Extrait du document:
■ ■ ■ ■

Lorsque l’efficacité d’une thérapeutique est jugée supérieure à celle d’un placebo, la part de l’efficacité placebo au sein de l’efficacité globale est importante (asthme, angine de poitrine, insuffisance cardiaque), parfois dominante (cancers), voire quasi exclusive (dépression, Alzheimer). Enfin, le véritable « double aveugle » est irréaliste pour les médicaments qui ont des effets physiologiques et/ou secondaires, c’est-à-dire tous les médicaments déclarés actifs. Ainsi, la validation des médicaments déclarés actifs est obtenue par une méthode qui est irrecevable pour plus de 90 % d’entre eux.
Par ailleurs, ces essais cliniques, très longs et très coûteux, sont généralement financés et contrôlés par les industriels. Les protocoles d’étude sont souvent cliniquement contestables, voire ridicules, et les analyses de résultats sont souvent biaisées.
Laisser au domaine privé toute la pharmacologie
En toute rigueur, les seuls traitements pouvant être comparés à des placebos sont d’autres placebos. Ces essais confirment effectivement que l’homéopathie n’est ni plus ni moins efficace que tous les autres placebos.

■ ■ ■ ■

Enregistrements issus d'un jeu de données

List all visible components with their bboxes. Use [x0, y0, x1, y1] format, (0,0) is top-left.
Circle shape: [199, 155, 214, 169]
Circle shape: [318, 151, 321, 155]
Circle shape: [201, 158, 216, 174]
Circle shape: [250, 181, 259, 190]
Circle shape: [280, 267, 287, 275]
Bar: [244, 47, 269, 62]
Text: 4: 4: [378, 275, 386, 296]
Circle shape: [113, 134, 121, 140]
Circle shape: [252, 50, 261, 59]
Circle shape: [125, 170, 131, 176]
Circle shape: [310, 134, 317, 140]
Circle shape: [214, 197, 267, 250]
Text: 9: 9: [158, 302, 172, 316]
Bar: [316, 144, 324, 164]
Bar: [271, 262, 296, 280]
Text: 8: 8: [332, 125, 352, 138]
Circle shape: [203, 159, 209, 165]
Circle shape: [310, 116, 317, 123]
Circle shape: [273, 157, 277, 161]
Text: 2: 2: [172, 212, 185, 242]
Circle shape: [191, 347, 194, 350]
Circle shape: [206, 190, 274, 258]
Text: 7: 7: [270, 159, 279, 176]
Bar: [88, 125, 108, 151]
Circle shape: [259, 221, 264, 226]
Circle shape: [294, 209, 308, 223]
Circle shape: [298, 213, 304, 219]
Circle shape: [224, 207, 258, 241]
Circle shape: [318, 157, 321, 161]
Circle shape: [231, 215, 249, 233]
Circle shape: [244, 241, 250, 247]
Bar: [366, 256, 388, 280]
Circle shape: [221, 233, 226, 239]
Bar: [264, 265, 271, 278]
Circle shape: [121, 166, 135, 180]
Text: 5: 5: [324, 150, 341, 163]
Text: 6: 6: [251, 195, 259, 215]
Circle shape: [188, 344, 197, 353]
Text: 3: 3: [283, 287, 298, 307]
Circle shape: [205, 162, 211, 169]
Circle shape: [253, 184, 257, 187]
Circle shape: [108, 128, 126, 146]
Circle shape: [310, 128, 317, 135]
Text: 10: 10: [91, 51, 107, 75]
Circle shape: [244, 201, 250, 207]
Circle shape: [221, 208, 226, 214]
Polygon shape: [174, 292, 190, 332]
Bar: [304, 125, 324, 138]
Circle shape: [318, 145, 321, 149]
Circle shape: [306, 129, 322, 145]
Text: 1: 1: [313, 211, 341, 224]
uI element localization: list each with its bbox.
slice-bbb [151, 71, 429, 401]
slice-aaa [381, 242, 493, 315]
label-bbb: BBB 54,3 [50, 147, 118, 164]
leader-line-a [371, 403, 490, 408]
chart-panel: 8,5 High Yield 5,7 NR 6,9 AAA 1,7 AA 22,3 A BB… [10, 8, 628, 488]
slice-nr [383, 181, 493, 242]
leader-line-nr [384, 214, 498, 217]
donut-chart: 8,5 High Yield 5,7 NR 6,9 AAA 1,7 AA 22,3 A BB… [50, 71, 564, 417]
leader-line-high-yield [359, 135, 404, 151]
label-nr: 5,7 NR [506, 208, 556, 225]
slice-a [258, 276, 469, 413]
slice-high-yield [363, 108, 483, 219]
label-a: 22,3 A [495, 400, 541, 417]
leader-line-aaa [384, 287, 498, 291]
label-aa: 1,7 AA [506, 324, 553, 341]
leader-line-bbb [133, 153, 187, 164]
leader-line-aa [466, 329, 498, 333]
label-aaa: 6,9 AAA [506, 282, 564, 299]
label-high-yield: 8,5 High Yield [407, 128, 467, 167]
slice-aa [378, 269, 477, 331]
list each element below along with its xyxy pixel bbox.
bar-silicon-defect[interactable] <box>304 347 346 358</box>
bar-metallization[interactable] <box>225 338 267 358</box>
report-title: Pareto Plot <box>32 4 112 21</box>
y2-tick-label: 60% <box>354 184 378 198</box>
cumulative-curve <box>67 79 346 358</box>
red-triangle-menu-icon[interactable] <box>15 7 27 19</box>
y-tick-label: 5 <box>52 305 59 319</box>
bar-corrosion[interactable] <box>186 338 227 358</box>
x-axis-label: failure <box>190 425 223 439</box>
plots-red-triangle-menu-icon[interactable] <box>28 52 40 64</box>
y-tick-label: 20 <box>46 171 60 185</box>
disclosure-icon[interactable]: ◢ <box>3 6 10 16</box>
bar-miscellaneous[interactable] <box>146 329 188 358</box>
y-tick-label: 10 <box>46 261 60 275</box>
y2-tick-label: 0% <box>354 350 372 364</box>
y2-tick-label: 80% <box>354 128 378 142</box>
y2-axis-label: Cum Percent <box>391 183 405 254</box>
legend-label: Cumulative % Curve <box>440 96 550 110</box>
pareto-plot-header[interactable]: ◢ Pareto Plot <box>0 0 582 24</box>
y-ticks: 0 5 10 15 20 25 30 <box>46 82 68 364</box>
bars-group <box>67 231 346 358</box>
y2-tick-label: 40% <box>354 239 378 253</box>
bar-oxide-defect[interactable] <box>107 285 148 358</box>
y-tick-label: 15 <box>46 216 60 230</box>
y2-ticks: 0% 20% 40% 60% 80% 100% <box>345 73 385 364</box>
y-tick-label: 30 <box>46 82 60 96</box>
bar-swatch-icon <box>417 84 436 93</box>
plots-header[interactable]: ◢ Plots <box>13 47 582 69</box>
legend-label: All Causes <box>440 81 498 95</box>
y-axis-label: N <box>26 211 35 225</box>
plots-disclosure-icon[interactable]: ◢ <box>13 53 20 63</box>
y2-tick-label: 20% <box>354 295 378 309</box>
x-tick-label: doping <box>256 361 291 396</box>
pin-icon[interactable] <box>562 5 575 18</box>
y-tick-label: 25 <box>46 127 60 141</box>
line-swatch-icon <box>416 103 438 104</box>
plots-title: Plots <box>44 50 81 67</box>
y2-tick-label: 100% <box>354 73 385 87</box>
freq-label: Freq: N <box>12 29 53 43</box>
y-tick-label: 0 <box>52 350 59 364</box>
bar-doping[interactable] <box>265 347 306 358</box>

■ ■ ■ ■

Consignes:
- a) Résumez l'extrait du document en trois phrases.
- b) D'après l'extrait du document, qui finance et contrôle généralement les essais cliniques ?
- c) Dressez la liste de toutes les maladies citées entre parenthèses dans la première phrase de l'extrait du document.
Le listing provient d'une autre source.

Réponses:
- a) Quand un traitement est jugé plus efficace qu'un placebo, l'efficacité placebo occupe une part importante, parfois dominante, voire quasi exclusive de son efficacité globale, et le véritable double aveugle est irréaliste pour les médicaments déclarés actifs. Les essais cliniques, très longs et très coûteux, sont généralement financés et contrôlés par les industriels, avec des protocoles souvent contestables et des analyses souvent biaisées. Seuls d'autres placebos peuvent rigoureusement être comparés à des placebos, et ces essais confirment que l'homéopathie n'est ni plus ni moins efficace que les autres placebos.

- b) Les industriels.

- c)
- asthme
- angine de poitrine
- insuffisance cardiaque
- cancers
- dépression
- Alzheimer